DATA ROWS:
==============================

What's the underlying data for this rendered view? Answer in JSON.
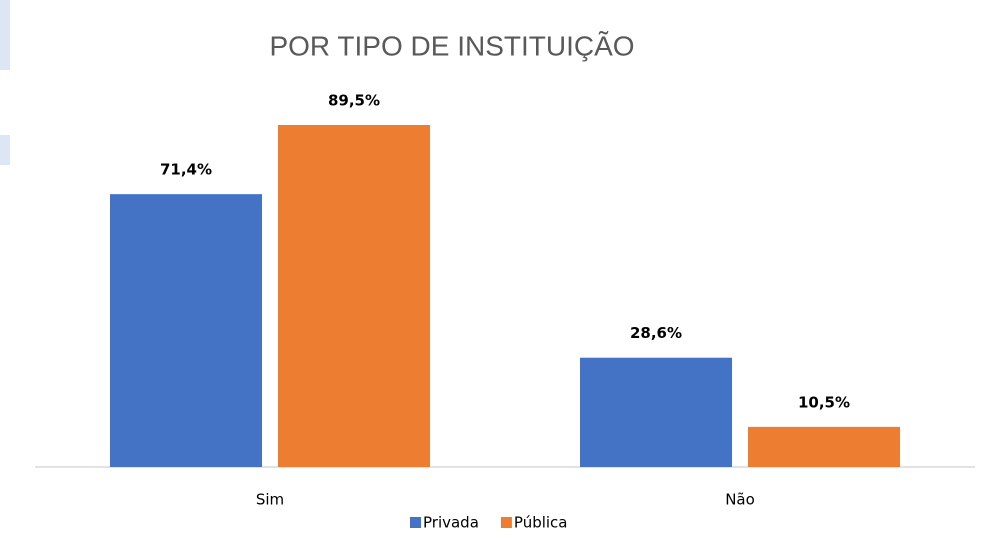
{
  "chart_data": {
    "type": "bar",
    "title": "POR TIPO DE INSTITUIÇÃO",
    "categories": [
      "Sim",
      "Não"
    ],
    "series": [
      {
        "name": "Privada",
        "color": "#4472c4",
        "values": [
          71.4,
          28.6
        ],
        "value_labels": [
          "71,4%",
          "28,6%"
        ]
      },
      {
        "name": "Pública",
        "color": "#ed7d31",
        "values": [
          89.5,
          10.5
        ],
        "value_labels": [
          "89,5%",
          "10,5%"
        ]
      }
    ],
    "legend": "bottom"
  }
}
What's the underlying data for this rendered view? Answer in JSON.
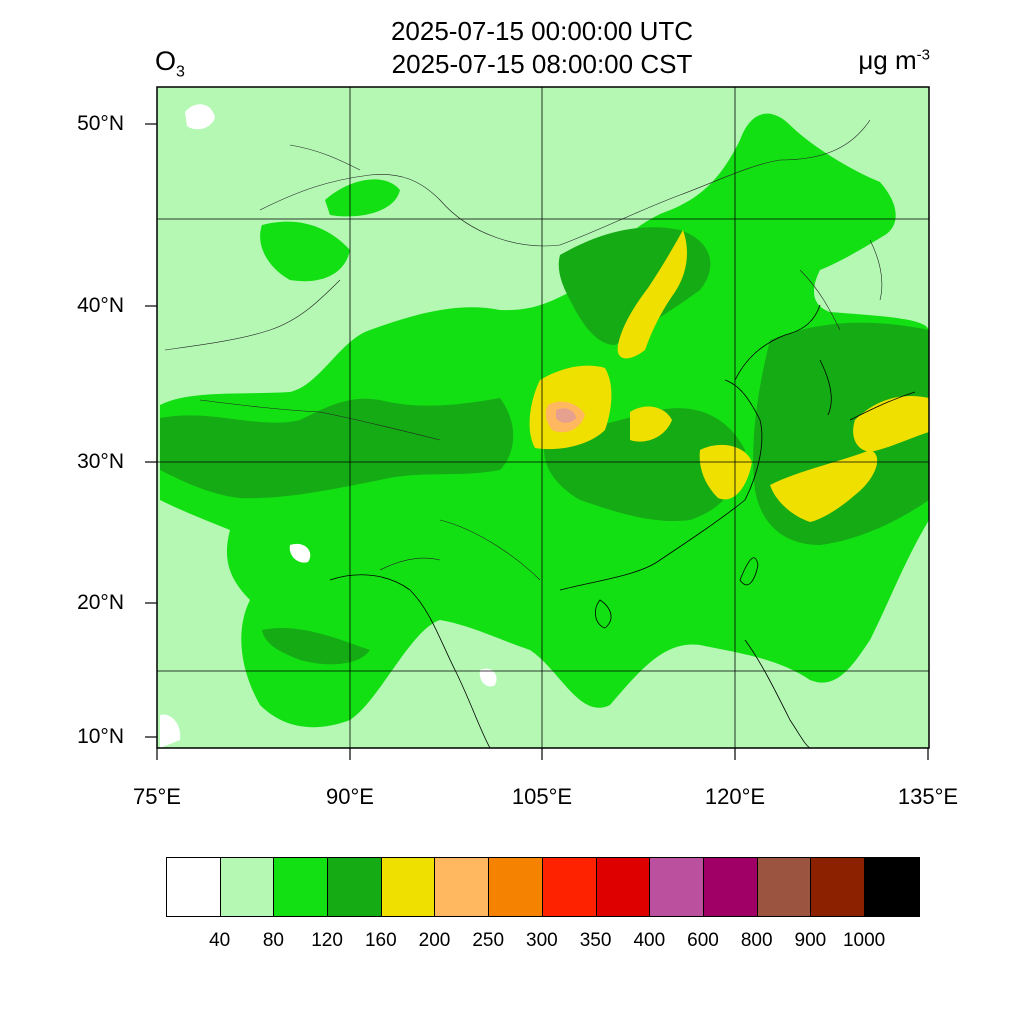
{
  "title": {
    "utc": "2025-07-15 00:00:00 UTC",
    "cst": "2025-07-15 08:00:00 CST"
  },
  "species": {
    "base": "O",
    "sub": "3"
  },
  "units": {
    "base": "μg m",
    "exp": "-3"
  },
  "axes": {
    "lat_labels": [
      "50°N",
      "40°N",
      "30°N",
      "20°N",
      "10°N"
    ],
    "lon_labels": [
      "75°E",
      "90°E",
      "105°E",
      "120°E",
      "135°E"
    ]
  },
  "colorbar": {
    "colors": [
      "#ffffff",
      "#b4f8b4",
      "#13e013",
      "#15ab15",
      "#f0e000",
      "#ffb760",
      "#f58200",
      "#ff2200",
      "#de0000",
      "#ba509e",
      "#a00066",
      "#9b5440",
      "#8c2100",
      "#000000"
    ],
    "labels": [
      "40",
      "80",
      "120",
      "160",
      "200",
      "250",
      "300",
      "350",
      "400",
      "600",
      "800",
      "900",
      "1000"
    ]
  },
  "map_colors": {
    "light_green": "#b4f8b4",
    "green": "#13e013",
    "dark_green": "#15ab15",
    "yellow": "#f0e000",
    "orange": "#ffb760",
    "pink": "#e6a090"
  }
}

==============================

INSTRUCTION: Single out each line of the records above with the string "title" in it, and copy it.

RESPONSE TO THE TASK:
    "title": "POR TIPO DE INSTITUIÇÃO",
  "title": {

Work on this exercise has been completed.